Data listing:
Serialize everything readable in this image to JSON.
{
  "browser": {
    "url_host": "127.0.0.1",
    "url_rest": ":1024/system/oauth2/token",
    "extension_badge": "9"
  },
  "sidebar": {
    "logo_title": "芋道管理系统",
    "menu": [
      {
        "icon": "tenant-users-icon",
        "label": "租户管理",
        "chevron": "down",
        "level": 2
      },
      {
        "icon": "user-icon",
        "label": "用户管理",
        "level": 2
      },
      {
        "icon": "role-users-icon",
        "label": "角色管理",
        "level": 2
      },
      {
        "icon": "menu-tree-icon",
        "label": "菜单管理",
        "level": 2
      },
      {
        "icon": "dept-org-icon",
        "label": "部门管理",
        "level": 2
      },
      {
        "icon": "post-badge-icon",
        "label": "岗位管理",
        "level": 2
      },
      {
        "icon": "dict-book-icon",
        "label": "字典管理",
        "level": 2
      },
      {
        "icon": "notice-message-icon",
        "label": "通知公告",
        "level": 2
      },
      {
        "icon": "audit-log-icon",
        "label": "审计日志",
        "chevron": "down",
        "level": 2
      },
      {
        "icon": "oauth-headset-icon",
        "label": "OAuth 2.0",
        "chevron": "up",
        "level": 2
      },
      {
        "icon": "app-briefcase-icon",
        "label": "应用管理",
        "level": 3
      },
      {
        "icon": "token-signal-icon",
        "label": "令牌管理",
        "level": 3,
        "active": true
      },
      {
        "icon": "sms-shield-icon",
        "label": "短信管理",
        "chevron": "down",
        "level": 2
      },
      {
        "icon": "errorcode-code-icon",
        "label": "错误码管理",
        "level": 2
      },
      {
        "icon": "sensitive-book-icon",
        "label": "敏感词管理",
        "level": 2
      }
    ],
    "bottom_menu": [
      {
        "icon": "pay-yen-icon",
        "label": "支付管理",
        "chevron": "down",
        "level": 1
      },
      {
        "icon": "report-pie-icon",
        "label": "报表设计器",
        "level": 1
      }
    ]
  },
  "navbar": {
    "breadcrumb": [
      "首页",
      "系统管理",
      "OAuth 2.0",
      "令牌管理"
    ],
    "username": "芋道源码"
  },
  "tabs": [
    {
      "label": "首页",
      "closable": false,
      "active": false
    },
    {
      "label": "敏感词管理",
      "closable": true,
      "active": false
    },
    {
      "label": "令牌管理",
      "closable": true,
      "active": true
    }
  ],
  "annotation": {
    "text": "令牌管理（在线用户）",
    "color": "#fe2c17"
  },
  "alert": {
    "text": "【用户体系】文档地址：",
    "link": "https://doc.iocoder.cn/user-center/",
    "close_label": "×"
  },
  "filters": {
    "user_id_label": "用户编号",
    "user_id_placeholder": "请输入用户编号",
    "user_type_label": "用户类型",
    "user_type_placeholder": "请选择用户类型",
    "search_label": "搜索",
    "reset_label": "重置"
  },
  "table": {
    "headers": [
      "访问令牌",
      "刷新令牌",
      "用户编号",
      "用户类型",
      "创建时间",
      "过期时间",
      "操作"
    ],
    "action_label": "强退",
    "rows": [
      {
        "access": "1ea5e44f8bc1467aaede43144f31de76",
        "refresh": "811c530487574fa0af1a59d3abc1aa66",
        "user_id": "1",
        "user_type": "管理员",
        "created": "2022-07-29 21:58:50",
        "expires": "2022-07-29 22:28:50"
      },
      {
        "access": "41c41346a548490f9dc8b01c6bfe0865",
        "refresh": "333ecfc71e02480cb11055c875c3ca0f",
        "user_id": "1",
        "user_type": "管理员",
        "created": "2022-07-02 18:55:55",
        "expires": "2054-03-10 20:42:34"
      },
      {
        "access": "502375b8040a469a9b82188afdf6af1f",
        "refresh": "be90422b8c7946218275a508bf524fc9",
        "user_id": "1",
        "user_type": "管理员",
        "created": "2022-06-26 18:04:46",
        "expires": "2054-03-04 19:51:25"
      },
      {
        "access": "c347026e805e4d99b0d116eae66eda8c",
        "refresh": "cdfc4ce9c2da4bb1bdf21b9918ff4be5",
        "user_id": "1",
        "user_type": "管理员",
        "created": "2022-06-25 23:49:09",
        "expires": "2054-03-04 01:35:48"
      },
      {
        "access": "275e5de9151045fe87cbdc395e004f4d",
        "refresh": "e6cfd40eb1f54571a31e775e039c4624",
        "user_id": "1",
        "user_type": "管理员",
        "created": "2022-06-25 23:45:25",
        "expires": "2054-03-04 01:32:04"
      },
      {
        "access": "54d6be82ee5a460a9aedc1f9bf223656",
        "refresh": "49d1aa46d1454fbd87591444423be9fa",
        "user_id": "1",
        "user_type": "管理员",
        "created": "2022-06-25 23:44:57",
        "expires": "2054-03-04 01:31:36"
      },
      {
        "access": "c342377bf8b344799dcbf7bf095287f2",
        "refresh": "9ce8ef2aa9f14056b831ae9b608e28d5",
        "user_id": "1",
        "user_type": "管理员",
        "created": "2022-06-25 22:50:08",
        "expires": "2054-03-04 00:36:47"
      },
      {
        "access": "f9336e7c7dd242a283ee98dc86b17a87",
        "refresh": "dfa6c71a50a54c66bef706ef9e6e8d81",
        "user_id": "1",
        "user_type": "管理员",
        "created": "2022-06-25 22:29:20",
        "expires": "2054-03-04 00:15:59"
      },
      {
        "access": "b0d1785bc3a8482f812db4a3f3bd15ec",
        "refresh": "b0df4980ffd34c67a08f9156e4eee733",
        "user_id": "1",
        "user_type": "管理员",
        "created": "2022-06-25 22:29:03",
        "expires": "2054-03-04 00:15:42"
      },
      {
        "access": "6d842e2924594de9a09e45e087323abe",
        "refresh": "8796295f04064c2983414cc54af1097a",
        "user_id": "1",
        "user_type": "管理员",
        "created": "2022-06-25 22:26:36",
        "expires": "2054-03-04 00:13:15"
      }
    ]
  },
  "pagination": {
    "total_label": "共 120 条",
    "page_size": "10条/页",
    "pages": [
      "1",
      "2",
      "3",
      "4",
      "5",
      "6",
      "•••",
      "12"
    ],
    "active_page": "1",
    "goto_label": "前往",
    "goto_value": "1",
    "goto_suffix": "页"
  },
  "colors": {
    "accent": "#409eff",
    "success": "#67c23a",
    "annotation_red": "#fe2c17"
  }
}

Problem to solve:
Which lines contain the word "token"? Return each of them.

Finished answer:
    "url_rest": ":1024/system/oauth2/token",
        "icon": "token-signal-icon",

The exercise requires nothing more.